BEGIN

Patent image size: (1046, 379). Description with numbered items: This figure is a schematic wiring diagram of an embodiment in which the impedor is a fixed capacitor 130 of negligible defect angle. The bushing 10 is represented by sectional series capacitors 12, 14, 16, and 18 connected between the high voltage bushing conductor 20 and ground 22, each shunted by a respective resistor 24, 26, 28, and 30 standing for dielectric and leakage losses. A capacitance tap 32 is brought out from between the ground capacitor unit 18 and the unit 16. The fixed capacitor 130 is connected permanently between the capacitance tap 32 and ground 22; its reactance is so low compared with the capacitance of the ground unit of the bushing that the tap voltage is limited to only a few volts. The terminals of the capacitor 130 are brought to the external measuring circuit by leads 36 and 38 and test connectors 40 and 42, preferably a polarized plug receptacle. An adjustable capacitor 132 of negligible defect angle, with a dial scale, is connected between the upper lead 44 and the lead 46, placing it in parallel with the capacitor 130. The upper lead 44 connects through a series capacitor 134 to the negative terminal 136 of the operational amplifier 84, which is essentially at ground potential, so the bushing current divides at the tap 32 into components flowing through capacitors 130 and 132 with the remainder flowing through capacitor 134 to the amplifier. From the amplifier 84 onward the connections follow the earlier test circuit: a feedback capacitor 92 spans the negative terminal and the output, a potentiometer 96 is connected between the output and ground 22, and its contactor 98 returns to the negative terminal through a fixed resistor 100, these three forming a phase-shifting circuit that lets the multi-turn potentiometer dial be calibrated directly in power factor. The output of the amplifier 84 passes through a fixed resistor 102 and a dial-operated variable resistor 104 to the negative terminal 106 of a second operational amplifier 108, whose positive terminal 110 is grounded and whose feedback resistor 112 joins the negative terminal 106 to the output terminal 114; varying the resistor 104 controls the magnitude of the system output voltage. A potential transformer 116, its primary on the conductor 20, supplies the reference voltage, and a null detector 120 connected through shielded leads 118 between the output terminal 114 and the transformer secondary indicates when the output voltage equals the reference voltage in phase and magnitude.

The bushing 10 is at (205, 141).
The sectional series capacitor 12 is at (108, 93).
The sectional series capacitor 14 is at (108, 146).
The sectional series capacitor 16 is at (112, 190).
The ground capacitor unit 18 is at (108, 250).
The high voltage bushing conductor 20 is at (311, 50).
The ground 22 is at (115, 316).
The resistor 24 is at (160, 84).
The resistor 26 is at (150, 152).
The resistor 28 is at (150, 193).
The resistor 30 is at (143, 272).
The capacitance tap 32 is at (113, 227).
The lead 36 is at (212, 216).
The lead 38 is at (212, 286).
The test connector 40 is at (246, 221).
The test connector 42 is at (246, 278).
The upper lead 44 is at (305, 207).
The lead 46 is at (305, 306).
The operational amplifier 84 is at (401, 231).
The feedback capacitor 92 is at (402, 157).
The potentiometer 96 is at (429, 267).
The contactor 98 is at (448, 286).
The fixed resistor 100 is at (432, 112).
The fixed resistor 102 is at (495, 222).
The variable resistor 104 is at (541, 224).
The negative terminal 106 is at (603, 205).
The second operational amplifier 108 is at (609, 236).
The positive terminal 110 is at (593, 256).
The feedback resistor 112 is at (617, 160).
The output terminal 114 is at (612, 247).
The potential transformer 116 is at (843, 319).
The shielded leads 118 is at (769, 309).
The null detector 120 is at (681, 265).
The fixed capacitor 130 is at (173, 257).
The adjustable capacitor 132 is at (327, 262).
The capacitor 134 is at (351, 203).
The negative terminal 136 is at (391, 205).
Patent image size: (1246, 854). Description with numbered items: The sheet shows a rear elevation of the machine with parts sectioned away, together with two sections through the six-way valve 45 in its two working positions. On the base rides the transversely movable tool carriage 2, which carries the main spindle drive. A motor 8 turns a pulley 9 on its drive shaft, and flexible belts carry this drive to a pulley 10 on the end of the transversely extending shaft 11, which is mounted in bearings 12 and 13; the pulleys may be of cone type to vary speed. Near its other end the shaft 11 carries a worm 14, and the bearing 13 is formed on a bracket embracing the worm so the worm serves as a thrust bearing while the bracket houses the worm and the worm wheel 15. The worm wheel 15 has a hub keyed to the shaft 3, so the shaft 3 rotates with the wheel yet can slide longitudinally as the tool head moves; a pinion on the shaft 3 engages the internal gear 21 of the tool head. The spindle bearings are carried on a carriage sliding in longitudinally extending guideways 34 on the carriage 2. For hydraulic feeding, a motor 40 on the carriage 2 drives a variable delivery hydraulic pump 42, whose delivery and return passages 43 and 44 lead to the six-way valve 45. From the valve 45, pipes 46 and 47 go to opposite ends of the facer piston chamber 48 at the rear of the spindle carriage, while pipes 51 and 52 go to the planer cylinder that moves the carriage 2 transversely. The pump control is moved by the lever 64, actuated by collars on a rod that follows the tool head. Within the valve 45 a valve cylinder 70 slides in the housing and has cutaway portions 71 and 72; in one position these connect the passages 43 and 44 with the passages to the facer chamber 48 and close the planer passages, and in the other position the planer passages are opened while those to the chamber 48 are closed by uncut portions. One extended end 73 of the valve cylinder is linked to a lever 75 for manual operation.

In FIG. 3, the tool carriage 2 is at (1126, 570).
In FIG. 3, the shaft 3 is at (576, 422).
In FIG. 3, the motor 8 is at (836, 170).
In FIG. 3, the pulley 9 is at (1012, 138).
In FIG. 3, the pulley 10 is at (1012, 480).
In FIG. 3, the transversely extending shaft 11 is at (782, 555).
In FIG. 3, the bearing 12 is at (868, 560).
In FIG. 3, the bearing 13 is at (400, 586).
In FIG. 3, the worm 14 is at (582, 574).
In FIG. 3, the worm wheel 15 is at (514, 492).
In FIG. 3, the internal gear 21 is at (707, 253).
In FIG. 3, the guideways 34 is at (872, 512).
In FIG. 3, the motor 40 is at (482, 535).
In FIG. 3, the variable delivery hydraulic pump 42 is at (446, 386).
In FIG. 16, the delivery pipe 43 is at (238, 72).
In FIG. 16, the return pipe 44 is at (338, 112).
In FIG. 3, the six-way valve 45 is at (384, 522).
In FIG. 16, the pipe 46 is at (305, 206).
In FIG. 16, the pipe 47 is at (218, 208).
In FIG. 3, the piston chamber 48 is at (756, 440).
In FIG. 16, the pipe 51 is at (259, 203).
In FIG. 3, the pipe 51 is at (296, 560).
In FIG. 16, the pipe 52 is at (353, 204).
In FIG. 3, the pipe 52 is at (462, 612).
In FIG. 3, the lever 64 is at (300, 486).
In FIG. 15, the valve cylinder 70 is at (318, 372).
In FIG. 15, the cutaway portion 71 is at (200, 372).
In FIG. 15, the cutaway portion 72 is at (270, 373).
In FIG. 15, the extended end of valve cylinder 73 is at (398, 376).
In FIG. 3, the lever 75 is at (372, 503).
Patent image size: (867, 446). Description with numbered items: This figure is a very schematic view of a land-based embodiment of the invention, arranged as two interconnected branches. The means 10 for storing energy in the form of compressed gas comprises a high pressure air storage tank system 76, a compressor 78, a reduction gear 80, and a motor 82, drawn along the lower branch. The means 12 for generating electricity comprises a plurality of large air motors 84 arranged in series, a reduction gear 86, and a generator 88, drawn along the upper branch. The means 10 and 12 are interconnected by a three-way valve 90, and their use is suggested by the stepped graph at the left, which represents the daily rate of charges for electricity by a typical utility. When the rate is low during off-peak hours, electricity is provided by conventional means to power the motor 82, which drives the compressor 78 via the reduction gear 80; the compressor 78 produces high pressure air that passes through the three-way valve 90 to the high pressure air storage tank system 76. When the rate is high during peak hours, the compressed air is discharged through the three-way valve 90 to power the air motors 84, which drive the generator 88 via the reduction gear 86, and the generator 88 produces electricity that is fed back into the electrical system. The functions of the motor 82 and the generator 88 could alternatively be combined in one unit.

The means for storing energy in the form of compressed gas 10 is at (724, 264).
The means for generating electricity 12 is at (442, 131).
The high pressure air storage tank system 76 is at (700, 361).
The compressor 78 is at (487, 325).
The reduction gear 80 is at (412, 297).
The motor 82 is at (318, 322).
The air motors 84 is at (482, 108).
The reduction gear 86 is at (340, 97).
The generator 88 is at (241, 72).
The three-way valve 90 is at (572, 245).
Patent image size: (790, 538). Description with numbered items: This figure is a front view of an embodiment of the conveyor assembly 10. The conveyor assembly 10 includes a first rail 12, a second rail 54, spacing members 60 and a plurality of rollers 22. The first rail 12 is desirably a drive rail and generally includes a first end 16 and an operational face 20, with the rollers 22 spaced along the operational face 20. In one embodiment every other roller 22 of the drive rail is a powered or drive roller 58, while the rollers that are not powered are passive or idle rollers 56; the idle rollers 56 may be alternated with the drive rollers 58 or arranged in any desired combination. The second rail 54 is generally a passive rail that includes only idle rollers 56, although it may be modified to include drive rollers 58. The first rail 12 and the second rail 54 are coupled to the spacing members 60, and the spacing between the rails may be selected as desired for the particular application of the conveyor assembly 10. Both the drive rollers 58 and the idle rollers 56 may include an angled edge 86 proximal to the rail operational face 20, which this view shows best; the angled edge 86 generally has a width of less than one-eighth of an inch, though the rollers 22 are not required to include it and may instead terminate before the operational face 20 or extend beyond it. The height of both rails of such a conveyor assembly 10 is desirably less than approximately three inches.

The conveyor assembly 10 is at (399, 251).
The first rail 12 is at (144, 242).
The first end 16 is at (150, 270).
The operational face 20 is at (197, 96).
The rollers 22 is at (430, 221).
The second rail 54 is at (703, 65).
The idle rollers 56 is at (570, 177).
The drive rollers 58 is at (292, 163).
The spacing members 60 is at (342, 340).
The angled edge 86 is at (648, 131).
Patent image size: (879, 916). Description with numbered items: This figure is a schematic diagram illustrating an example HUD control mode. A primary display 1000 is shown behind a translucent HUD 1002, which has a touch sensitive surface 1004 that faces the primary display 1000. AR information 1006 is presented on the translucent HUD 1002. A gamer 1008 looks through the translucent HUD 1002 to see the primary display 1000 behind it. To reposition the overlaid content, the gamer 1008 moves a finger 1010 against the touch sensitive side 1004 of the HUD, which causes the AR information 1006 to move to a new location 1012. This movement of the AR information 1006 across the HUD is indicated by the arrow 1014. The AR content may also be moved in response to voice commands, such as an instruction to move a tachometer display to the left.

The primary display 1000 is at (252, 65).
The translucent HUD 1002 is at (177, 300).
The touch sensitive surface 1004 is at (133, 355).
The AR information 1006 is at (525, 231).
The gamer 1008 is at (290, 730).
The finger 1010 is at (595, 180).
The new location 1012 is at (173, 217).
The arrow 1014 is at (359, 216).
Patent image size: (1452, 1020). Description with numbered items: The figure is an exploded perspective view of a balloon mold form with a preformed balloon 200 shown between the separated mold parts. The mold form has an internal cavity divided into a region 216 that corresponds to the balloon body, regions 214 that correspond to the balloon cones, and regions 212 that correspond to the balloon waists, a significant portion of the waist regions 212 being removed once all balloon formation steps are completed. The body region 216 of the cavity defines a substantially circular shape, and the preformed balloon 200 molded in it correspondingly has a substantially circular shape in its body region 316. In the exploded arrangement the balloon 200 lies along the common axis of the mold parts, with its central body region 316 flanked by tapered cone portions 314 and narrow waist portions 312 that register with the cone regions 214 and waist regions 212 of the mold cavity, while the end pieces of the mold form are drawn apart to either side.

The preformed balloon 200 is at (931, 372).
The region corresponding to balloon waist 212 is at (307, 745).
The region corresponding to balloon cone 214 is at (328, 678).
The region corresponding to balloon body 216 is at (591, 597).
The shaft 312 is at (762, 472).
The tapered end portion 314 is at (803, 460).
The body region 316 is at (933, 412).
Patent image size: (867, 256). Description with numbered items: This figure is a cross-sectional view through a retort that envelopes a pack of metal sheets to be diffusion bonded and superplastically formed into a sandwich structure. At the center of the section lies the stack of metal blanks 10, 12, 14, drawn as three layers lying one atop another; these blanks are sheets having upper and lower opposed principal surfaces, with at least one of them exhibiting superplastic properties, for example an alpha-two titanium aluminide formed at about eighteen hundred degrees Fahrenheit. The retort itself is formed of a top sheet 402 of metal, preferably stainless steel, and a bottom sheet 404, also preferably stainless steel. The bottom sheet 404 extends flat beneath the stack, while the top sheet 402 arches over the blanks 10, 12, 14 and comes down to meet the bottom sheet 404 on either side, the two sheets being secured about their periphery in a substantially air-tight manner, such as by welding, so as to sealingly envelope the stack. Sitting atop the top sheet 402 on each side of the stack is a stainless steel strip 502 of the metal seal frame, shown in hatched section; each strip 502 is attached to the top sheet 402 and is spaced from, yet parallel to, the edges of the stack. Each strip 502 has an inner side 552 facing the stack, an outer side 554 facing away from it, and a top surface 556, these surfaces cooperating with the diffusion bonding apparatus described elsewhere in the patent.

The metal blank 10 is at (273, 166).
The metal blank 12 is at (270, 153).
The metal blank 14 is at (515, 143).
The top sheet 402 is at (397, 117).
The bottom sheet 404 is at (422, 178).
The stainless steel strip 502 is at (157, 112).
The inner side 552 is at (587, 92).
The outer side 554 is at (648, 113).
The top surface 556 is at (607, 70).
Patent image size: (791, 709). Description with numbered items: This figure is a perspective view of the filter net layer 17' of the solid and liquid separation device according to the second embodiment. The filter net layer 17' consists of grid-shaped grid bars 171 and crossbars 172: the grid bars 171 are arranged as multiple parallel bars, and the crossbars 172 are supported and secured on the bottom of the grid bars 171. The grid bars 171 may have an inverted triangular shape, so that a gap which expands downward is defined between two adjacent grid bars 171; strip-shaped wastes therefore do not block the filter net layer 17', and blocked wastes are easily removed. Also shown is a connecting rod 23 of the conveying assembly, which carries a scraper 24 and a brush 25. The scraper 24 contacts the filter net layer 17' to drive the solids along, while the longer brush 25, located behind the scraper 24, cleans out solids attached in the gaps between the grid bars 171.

END

Replace "schematic diagram" with "simplified drawing" in the lines of the listing from the one holding "Patent image size: (879, 916)." through the one holding "The arrow 1014 is at (359, 216).", inclusive, and give only those lines, otherwise unchanged.

Patent image size: (879, 916). Description with numbered items: This figure is a simplified drawing illustrating an example HUD control mode. A primary display 1000 is shown behind a translucent HUD 1002, which has a touch sensitive surface 1004 that faces the primary display 1000. AR information 1006 is presented on the translucent HUD 1002. A gamer 1008 looks through the translucent HUD 1002 to see the primary display 1000 behind it. To reposition the overlaid content, the gamer 1008 moves a finger 1010 against the touch sensitive side 1004 of the HUD, which causes the AR information 1006 to move to a new location 1012. This movement of the AR information 1006 across the HUD is indicated by the arrow 1014. The AR content may also be moved in response to voice commands, such as an instruction to move a tachometer display to the left.

The primary display 1000 is at (252, 65).
The translucent HUD 1002 is at (177, 300).
The touch sensitive surface 1004 is at (133, 355).
The AR information 1006 is at (525, 231).
The gamer 1008 is at (290, 730).
The finger 1010 is at (595, 180).
The new location 1012 is at (173, 217).
The arrow 1014 is at (359, 216).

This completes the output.